— START OF Exercise materials —
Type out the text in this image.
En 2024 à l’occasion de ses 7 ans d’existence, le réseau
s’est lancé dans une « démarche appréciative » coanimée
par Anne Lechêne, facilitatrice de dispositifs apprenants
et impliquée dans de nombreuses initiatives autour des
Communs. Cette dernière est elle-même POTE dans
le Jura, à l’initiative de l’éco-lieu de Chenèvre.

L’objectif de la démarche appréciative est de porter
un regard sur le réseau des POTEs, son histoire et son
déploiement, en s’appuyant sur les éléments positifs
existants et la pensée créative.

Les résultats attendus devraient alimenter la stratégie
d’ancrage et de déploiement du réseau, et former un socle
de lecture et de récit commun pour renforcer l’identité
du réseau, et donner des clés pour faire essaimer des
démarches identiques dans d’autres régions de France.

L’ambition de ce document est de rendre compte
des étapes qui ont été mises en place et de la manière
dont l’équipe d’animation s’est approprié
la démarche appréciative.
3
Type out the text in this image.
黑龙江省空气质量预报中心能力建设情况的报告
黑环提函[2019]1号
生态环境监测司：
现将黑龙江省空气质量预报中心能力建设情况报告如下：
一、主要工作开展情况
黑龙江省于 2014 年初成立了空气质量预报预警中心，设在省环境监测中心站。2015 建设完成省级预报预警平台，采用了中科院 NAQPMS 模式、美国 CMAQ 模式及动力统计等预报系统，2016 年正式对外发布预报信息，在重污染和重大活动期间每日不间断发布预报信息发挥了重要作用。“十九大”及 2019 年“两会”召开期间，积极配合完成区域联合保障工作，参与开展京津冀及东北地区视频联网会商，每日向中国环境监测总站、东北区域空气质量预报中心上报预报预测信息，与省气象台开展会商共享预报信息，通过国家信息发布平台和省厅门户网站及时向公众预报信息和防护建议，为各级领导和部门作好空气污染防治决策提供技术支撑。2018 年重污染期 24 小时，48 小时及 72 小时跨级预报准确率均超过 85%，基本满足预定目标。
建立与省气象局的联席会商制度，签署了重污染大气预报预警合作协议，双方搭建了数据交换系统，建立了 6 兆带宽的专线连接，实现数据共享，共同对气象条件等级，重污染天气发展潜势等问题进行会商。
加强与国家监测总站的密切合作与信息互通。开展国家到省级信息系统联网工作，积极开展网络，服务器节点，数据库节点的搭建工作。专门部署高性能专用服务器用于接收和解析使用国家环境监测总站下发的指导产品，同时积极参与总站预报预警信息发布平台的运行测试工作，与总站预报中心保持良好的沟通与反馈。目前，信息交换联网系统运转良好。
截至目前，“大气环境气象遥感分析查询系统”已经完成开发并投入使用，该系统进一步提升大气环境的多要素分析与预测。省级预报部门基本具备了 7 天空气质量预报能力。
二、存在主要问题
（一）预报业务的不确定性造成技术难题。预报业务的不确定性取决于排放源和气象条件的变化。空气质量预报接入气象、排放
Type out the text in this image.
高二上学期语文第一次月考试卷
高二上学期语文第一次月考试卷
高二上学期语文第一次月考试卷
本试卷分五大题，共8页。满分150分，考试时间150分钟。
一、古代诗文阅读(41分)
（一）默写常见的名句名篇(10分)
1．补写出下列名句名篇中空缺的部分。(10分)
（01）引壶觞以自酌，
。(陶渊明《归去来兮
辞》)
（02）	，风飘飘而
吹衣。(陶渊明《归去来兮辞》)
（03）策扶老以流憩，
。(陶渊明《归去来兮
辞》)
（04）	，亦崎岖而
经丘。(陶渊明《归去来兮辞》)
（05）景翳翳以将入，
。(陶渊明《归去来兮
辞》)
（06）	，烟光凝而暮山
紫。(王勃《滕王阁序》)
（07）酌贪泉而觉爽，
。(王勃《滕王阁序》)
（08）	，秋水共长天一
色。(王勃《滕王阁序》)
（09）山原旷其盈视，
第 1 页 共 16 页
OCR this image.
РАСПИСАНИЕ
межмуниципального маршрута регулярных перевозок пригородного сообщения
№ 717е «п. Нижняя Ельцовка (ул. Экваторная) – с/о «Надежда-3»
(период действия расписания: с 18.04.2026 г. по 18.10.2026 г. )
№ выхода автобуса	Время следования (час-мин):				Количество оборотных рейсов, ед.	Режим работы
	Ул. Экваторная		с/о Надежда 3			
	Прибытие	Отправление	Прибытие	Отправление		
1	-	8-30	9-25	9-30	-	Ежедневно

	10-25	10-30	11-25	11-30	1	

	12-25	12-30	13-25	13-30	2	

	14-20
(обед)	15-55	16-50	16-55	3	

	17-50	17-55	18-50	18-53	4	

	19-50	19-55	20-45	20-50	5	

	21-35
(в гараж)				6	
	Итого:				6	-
— END OF Exercise materials —
# Instructions for the task
The records above are to be copied in full, exactly as written.

# Result below
Type out the text in this image.
En 2024 à l’occasion de ses 7 ans d’existence, le réseau
s’est lancé dans une « démarche appréciative » coanimée
par Anne Lechêne, facilitatrice de dispositifs apprenants
et impliquée dans de nombreuses initiatives autour des
Communs. Cette dernière est elle-même POTE dans
le Jura, à l’initiative de l’éco-lieu de Chenèvre.

L’objectif de la démarche appréciative est de porter
un regard sur le réseau des POTEs, son histoire et son
déploiement, en s’appuyant sur les éléments positifs
existants et la pensée créative.

Les résultats attendus devraient alimenter la stratégie
d’ancrage et de déploiement du réseau, et former un socle
de lecture et de récit commun pour renforcer l’identité
du réseau, et donner des clés pour faire essaimer des
démarches identiques dans d’autres régions de France.

L’ambition de ce document est de rendre compte
des étapes qui ont été mises en place et de la manière
dont l’équipe d’animation s’est approprié
la démarche appréciative.
3
Type out the text in this image.
黑龙江省空气质量预报中心能力建设情况的报告
黑环提函[2019]1号
生态环境监测司：
现将黑龙江省空气质量预报中心能力建设情况报告如下：
一、主要工作开展情况
黑龙江省于 2014 年初成立了空气质量预报预警中心，设在省环境监测中心站。2015 建设完成省级预报预警平台，采用了中科院 NAQPMS 模式、美国 CMAQ 模式及动力统计等预报系统，2016 年正式对外发布预报信息，在重污染和重大活动期间每日不间断发布预报信息发挥了重要作用。“十九大”及 2019 年“两会”召开期间，积极配合完成区域联合保障工作，参与开展京津冀及东北地区视频联网会商，每日向中国环境监测总站、东北区域空气质量预报中心上报预报预测信息，与省气象台开展会商共享预报信息，通过国家信息发布平台和省厅门户网站及时向公众预报信息和防护建议，为各级领导和部门作好空气污染防治决策提供技术支撑。2018 年重污染期 24 小时，48 小时及 72 小时跨级预报准确率均超过 85%，基本满足预定目标。
建立与省气象局的联席会商制度，签署了重污染大气预报预警合作协议，双方搭建了数据交换系统，建立了 6 兆带宽的专线连接，实现数据共享，共同对气象条件等级，重污染天气发展潜势等问题进行会商。
加强与国家监测总站的密切合作与信息互通。开展国家到省级信息系统联网工作，积极开展网络，服务器节点，数据库节点的搭建工作。专门部署高性能专用服务器用于接收和解析使用国家环境监测总站下发的指导产品，同时积极参与总站预报预警信息发布平台的运行测试工作，与总站预报中心保持良好的沟通与反馈。目前，信息交换联网系统运转良好。
截至目前，“大气环境气象遥感分析查询系统”已经完成开发并投入使用，该系统进一步提升大气环境的多要素分析与预测。省级预报部门基本具备了 7 天空气质量预报能力。
二、存在主要问题
（一）预报业务的不确定性造成技术难题。预报业务的不确定性取决于排放源和气象条件的变化。空气质量预报接入气象、排放
Type out the text in this image.
高二上学期语文第一次月考试卷
高二上学期语文第一次月考试卷
高二上学期语文第一次月考试卷
本试卷分五大题，共8页。满分150分，考试时间150分钟。
一、古代诗文阅读(41分)
（一）默写常见的名句名篇(10分)
1．补写出下列名句名篇中空缺的部分。(10分)
（01）引壶觞以自酌，
。(陶渊明《归去来兮
辞》)
（02）	，风飘飘而
吹衣。(陶渊明《归去来兮辞》)
（03）策扶老以流憩，
。(陶渊明《归去来兮
辞》)
（04）	，亦崎岖而
经丘。(陶渊明《归去来兮辞》)
（05）景翳翳以将入，
。(陶渊明《归去来兮
辞》)
（06）	，烟光凝而暮山
紫。(王勃《滕王阁序》)
（07）酌贪泉而觉爽，
。(王勃《滕王阁序》)
（08）	，秋水共长天一
色。(王勃《滕王阁序》)
（09）山原旷其盈视，
第 1 页 共 16 页
OCR this image.
РАСПИСАНИЕ
межмуниципального маршрута регулярных перевозок пригородного сообщения
№ 717е «п. Нижняя Ельцовка (ул. Экваторная) – с/о «Надежда-3»
(период действия расписания: с 18.04.2026 г. по 18.10.2026 г. )
№ выхода автобуса	Время следования (час-мин):				Количество оборотных рейсов, ед.	Режим работы
	Ул. Экваторная		с/о Надежда 3			
	Прибытие	Отправление	Прибытие	Отправление		
1	-	8-30	9-25	9-30	-	Ежедневно

	10-25	10-30	11-25	11-30	1	

	12-25	12-30	13-25	13-30	2	

	14-20
(обед)	15-55	16-50	16-55	3	

	17-50	17-55	18-50	18-53	4	

	19-50	19-55	20-45	20-50	5	

	21-35
(в гараж)				6	
	Итого:				6	-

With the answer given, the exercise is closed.